● RECORDS TO USE
** begin **
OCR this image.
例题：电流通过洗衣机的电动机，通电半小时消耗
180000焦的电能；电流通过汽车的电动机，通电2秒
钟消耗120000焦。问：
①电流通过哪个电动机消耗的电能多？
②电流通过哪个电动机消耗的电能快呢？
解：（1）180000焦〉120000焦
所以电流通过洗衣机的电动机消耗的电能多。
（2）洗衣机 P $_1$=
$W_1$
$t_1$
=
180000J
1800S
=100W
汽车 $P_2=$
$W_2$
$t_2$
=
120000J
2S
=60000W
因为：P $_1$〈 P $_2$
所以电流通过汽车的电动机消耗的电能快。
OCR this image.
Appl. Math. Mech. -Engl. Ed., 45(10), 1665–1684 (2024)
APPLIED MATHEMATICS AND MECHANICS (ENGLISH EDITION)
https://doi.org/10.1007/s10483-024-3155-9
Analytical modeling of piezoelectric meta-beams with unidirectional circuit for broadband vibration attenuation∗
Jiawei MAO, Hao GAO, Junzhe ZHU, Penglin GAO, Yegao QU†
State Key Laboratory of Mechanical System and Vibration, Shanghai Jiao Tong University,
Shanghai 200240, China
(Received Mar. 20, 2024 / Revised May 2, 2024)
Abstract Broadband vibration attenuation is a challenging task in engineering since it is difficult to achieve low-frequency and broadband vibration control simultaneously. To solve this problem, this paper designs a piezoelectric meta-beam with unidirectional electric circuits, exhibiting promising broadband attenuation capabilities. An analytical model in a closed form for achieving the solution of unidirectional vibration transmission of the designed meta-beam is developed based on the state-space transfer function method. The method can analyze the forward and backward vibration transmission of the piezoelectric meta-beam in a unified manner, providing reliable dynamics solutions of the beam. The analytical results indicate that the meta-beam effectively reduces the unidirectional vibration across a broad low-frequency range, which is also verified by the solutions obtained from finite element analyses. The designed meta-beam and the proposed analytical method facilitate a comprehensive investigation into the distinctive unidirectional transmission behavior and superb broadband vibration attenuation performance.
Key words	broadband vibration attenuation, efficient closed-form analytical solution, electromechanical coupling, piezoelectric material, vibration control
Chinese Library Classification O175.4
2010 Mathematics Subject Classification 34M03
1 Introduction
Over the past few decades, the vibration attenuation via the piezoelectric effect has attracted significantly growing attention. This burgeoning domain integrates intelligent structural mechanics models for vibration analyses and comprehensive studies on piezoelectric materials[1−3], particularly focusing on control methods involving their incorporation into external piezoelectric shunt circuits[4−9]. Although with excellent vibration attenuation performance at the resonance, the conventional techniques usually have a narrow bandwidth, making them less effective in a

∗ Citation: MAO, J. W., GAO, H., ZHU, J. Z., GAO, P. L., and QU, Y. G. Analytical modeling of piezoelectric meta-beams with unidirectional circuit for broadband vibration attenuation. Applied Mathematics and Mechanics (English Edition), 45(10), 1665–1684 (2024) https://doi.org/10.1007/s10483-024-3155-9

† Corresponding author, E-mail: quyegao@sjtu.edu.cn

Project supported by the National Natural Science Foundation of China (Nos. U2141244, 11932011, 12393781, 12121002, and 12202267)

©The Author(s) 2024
** end **
● EXERCISE GOAL
Repeat all the entries exactly as given.

● SOLUTION FOR THIS TASK
OCR this image.
例题：电流通过洗衣机的电动机，通电半小时消耗
180000焦的电能；电流通过汽车的电动机，通电2秒
钟消耗120000焦。问：
①电流通过哪个电动机消耗的电能多？
②电流通过哪个电动机消耗的电能快呢？
解：（1）180000焦〉120000焦
所以电流通过洗衣机的电动机消耗的电能多。
（2）洗衣机 P $_1$=
$W_1$
$t_1$
=
180000J
1800S
=100W
汽车 $P_2=$
$W_2$
$t_2$
=
120000J
2S
=60000W
因为：P $_1$〈 P $_2$
所以电流通过汽车的电动机消耗的电能快。
OCR this image.
Appl. Math. Mech. -Engl. Ed., 45(10), 1665–1684 (2024)
APPLIED MATHEMATICS AND MECHANICS (ENGLISH EDITION)
https://doi.org/10.1007/s10483-024-3155-9
Analytical modeling of piezoelectric meta-beams with unidirectional circuit for broadband vibration attenuation∗
Jiawei MAO, Hao GAO, Junzhe ZHU, Penglin GAO, Yegao QU†
State Key Laboratory of Mechanical System and Vibration, Shanghai Jiao Tong University,
Shanghai 200240, China
(Received Mar. 20, 2024 / Revised May 2, 2024)
Abstract Broadband vibration attenuation is a challenging task in engineering since it is difficult to achieve low-frequency and broadband vibration control simultaneously. To solve this problem, this paper designs a piezoelectric meta-beam with unidirectional electric circuits, exhibiting promising broadband attenuation capabilities. An analytical model in a closed form for achieving the solution of unidirectional vibration transmission of the designed meta-beam is developed based on the state-space transfer function method. The method can analyze the forward and backward vibration transmission of the piezoelectric meta-beam in a unified manner, providing reliable dynamics solutions of the beam. The analytical results indicate that the meta-beam effectively reduces the unidirectional vibration across a broad low-frequency range, which is also verified by the solutions obtained from finite element analyses. The designed meta-beam and the proposed analytical method facilitate a comprehensive investigation into the distinctive unidirectional transmission behavior and superb broadband vibration attenuation performance.
Key words	broadband vibration attenuation, efficient closed-form analytical solution, electromechanical coupling, piezoelectric material, vibration control
Chinese Library Classification O175.4
2010 Mathematics Subject Classification 34M03
1 Introduction
Over the past few decades, the vibration attenuation via the piezoelectric effect has attracted significantly growing attention. This burgeoning domain integrates intelligent structural mechanics models for vibration analyses and comprehensive studies on piezoelectric materials[1−3], particularly focusing on control methods involving their incorporation into external piezoelectric shunt circuits[4−9]. Although with excellent vibration attenuation performance at the resonance, the conventional techniques usually have a narrow bandwidth, making them less effective in a

∗ Citation: MAO, J. W., GAO, H., ZHU, J. Z., GAO, P. L., and QU, Y. G. Analytical modeling of piezoelectric meta-beams with unidirectional circuit for broadband vibration attenuation. Applied Mathematics and Mechanics (English Edition), 45(10), 1665–1684 (2024) https://doi.org/10.1007/s10483-024-3155-9

† Corresponding author, E-mail: quyegao@sjtu.edu.cn

Project supported by the National Natural Science Foundation of China (Nos. U2141244, 11932011, 12393781, 12121002, and 12202267)

©The Author(s) 2024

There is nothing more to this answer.